**Stated task**. Determine how many lines include the word "databricks", then give that number and nothing more.

**Provided data**.

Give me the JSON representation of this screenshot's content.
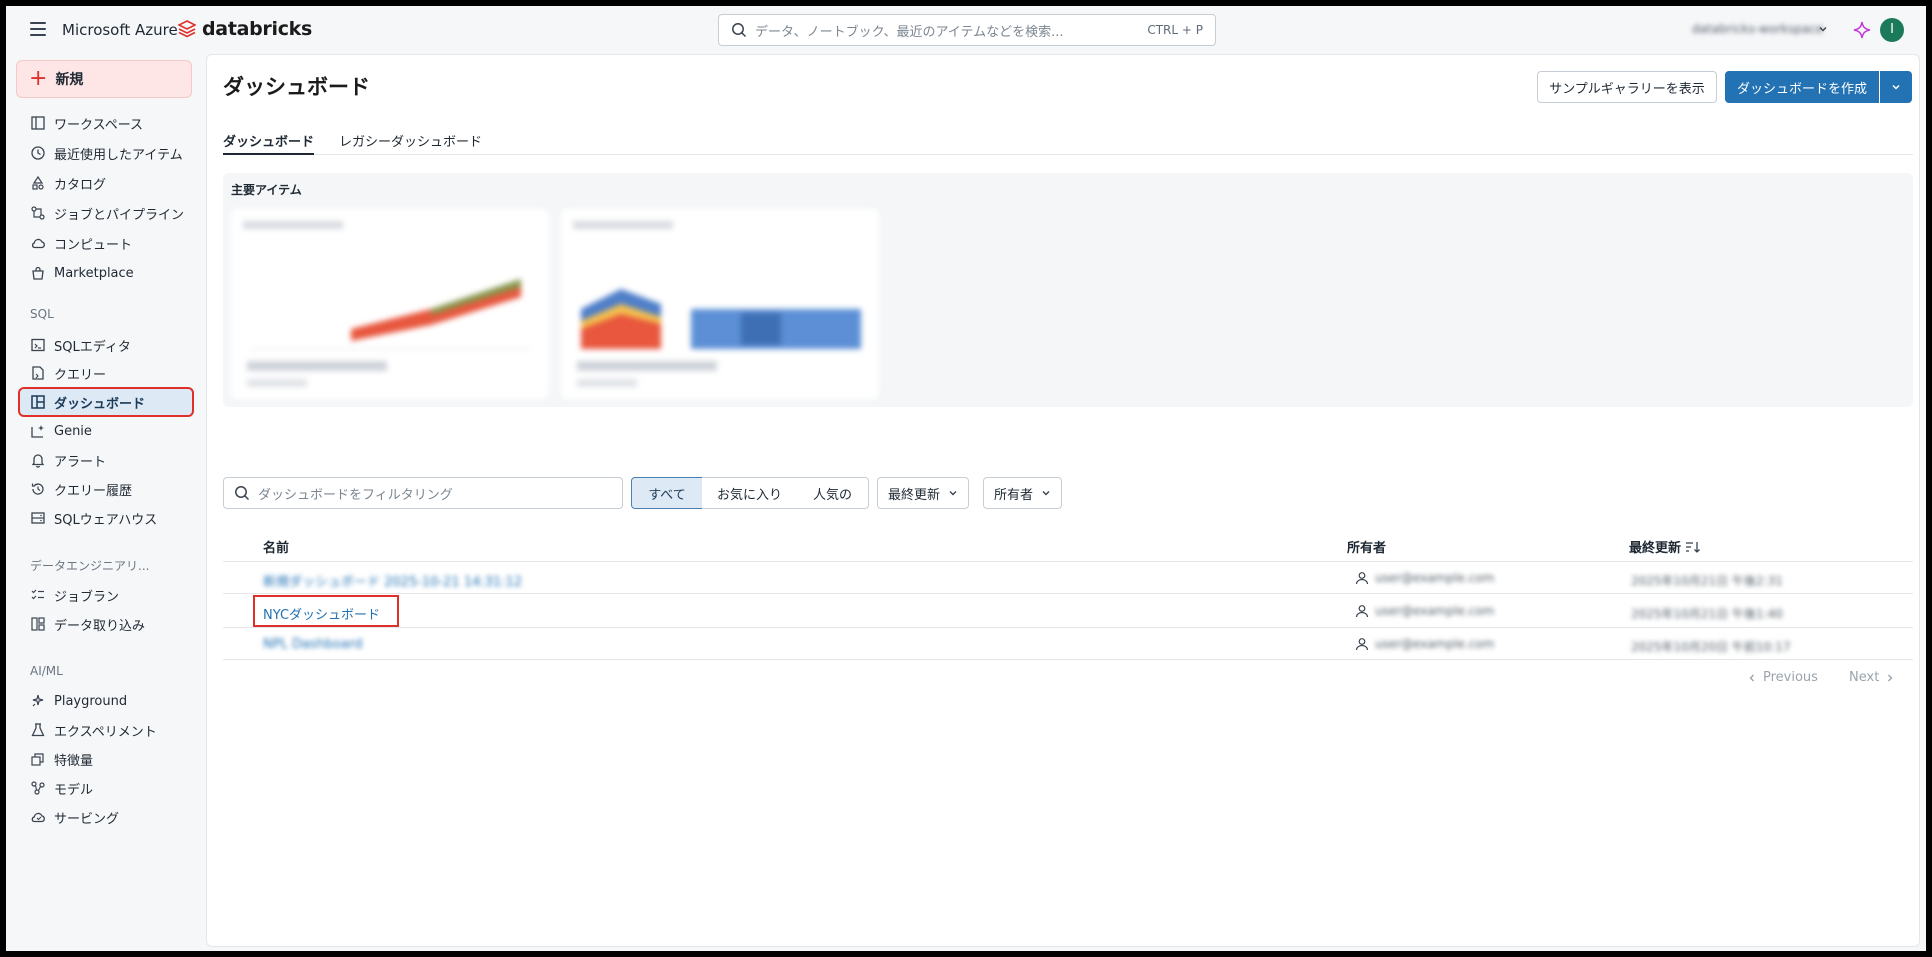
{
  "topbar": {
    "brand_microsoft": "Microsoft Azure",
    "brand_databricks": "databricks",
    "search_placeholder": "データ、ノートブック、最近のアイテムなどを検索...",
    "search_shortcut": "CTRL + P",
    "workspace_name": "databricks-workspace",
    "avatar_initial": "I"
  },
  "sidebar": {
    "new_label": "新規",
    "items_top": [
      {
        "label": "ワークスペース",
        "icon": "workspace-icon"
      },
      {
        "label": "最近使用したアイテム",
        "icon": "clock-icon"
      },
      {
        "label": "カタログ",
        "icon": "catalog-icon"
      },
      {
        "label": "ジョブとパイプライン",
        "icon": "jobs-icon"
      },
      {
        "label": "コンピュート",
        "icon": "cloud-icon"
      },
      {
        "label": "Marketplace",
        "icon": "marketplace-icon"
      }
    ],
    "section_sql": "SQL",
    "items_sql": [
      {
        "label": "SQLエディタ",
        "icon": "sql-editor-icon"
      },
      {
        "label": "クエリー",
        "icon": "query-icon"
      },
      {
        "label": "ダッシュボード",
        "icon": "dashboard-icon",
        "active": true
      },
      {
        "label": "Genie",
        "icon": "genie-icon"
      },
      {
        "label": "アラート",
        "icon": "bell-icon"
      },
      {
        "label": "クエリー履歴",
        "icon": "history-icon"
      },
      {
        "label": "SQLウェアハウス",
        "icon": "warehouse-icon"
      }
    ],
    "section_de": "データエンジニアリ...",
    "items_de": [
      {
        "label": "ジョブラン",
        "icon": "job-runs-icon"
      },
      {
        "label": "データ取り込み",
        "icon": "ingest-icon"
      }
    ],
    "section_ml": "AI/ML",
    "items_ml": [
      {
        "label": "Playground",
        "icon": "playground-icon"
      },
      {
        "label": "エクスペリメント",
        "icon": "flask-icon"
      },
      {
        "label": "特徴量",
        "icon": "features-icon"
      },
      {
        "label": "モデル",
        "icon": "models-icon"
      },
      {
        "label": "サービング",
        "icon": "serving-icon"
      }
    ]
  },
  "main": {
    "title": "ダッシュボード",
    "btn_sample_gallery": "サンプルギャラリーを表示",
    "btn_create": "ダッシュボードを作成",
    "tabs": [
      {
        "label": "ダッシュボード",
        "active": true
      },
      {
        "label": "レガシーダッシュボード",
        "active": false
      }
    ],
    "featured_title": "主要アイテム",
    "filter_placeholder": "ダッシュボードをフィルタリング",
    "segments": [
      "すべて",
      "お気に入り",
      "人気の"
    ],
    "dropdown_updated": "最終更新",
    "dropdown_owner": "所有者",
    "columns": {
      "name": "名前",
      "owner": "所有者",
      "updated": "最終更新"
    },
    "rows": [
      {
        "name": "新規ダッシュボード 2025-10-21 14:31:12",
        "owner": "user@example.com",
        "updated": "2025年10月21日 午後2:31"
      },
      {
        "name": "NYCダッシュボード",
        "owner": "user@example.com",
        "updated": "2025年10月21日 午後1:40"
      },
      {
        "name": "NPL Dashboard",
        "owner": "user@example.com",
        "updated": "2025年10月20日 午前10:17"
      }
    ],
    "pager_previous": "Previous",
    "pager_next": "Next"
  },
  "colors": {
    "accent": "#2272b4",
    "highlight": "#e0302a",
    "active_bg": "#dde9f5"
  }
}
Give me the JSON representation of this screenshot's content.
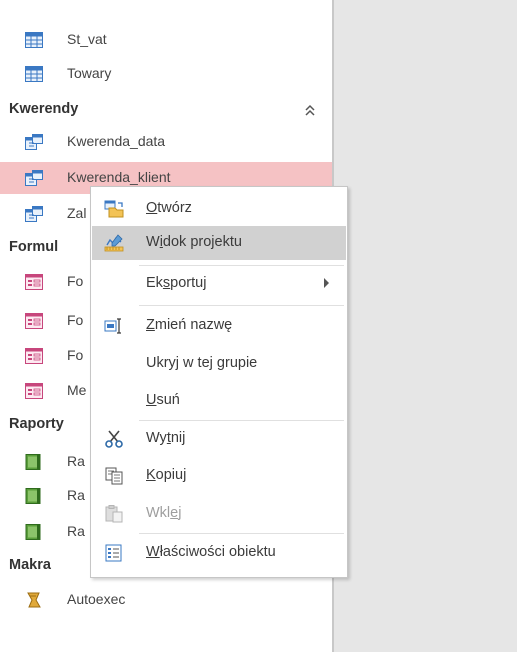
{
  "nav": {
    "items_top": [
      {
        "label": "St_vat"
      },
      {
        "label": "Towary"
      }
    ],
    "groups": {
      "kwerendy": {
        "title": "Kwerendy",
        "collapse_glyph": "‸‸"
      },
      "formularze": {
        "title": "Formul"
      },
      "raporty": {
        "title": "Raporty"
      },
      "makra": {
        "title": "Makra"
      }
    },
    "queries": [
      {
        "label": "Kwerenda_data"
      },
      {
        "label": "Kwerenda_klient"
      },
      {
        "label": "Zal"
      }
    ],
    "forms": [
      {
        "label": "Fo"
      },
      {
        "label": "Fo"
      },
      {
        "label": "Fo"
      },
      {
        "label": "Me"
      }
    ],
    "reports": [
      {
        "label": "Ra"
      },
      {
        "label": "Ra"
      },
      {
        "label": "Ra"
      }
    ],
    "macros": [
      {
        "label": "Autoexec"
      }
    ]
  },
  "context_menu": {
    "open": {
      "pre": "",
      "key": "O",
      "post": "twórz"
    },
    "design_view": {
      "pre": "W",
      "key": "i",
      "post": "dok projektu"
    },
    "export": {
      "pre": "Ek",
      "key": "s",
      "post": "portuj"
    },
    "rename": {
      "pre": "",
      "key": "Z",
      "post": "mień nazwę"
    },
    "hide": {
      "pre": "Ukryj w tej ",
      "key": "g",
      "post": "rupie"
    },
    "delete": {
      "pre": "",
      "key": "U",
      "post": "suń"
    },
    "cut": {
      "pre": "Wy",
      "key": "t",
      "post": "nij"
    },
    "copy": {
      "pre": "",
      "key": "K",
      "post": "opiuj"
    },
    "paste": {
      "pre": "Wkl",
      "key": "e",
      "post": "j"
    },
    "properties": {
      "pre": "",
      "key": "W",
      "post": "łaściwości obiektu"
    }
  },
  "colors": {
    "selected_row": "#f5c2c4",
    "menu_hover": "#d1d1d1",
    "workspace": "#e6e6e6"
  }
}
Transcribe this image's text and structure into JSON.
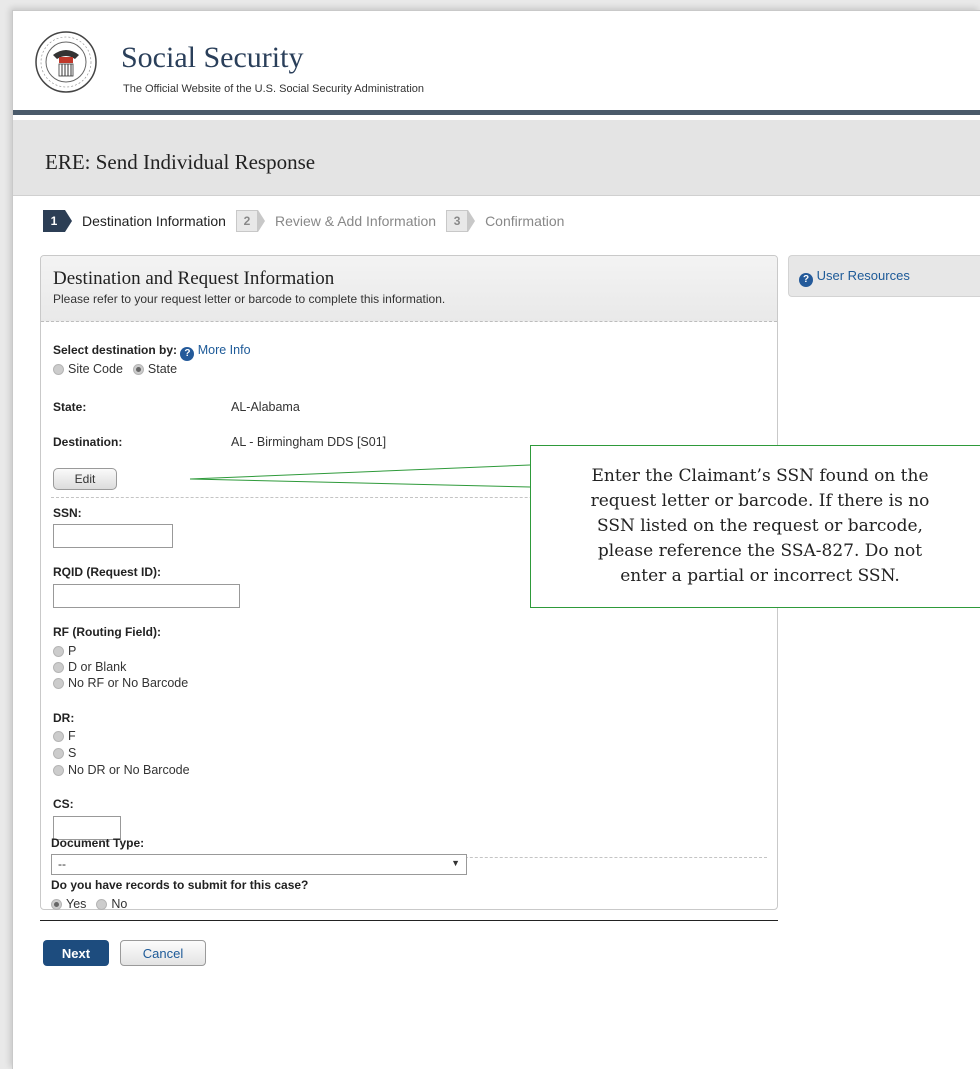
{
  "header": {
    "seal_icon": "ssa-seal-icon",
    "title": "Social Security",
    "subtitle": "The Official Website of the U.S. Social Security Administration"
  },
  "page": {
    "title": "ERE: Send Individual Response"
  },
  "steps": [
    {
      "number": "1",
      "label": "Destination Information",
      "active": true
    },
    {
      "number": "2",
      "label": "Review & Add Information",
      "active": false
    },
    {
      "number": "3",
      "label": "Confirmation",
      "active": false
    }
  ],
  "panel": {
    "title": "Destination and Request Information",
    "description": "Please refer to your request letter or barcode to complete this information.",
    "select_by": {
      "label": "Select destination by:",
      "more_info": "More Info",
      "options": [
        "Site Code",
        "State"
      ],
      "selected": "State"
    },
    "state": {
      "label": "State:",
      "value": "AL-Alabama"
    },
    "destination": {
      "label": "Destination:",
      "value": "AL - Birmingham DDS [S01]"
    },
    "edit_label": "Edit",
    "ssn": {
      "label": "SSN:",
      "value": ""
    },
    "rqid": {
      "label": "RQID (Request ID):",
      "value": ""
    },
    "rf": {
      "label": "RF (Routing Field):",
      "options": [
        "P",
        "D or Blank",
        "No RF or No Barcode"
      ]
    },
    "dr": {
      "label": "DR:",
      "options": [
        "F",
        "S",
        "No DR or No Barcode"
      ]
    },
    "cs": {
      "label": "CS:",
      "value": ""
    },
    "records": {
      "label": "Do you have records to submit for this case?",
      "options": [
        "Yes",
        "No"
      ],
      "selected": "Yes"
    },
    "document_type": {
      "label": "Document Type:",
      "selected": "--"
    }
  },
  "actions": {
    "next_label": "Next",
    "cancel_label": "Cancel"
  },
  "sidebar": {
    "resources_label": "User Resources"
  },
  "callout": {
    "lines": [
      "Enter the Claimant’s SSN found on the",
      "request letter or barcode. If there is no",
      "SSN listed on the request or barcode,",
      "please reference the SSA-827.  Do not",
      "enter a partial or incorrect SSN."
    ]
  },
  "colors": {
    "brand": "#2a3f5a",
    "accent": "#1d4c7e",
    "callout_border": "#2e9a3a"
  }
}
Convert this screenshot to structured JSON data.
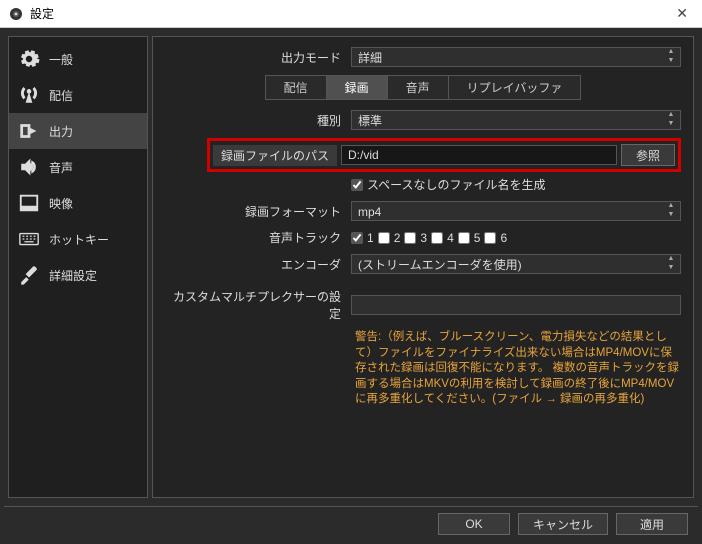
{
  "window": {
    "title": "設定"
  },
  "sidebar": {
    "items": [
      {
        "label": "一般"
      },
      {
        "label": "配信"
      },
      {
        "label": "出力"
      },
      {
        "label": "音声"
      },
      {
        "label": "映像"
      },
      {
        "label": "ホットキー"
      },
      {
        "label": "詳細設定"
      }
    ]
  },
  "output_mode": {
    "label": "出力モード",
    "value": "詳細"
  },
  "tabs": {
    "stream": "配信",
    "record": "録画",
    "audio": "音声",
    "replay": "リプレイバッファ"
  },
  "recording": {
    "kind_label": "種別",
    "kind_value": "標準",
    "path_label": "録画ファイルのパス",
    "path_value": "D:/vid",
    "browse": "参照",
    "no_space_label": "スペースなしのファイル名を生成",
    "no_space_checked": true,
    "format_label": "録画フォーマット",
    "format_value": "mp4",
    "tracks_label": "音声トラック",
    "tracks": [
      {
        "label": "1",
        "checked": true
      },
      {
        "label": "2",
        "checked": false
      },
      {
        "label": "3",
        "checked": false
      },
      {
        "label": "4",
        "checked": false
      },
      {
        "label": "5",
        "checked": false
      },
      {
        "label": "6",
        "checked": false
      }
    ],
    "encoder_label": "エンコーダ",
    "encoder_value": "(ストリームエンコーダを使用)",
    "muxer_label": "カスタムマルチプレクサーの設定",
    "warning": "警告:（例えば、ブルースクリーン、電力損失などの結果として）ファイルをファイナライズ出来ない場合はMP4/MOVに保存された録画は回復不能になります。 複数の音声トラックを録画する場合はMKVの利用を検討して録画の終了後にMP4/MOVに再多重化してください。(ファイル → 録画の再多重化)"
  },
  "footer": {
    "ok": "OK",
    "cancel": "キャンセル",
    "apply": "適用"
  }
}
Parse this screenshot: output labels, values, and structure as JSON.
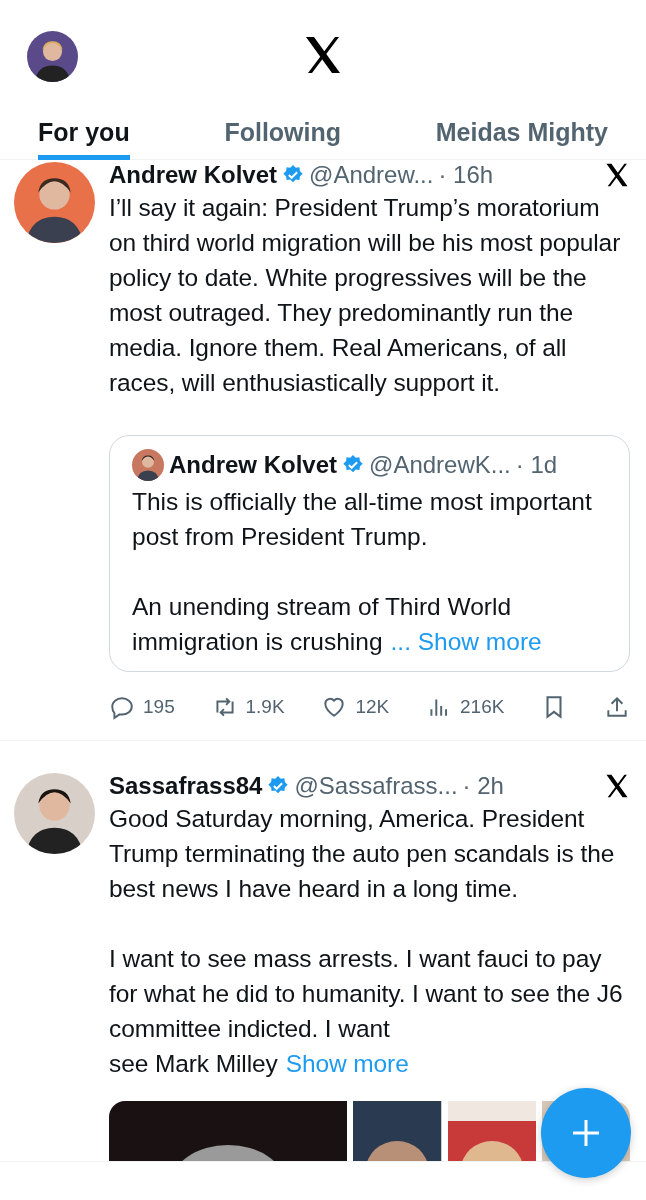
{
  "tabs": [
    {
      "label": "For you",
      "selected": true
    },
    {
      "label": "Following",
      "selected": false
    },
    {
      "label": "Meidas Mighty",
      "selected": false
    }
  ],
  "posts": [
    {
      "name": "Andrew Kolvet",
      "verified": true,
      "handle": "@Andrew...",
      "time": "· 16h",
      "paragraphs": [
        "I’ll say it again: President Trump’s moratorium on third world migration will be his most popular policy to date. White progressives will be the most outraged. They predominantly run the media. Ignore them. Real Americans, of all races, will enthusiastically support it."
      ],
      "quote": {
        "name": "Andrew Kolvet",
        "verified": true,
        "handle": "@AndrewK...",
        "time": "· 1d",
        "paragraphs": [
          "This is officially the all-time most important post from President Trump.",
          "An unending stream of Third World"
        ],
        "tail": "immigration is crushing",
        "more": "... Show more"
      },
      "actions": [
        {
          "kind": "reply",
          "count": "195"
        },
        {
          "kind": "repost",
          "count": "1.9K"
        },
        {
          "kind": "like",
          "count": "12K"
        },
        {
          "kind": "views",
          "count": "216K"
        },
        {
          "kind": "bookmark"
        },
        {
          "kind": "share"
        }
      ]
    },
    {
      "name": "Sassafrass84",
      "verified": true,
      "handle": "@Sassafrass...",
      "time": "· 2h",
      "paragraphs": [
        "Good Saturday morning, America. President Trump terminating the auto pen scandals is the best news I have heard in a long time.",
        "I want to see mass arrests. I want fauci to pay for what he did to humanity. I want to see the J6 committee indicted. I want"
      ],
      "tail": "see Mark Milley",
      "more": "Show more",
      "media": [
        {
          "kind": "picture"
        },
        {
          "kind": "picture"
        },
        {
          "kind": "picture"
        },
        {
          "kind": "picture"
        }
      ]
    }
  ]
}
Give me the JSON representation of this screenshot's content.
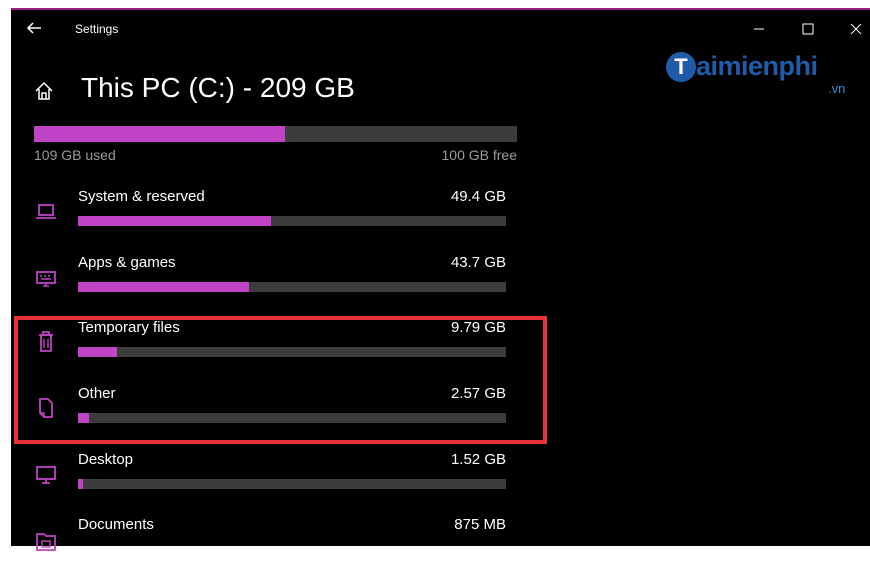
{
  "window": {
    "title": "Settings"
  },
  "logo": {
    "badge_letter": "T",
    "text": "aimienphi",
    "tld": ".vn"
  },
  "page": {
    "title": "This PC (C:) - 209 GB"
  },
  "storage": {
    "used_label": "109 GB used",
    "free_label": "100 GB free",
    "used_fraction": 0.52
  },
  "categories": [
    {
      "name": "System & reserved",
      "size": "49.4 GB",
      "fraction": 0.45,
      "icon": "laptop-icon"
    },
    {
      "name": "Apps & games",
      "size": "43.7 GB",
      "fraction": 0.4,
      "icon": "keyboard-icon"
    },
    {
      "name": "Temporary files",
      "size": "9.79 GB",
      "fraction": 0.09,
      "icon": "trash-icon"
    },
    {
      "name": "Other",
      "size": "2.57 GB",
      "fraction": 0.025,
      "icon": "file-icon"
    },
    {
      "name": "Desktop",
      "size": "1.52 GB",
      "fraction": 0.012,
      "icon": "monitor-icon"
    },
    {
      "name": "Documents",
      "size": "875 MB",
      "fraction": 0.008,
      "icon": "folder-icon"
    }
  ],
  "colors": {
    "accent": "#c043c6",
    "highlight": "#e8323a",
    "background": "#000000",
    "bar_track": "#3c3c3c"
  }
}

**Answer to this problem**. 2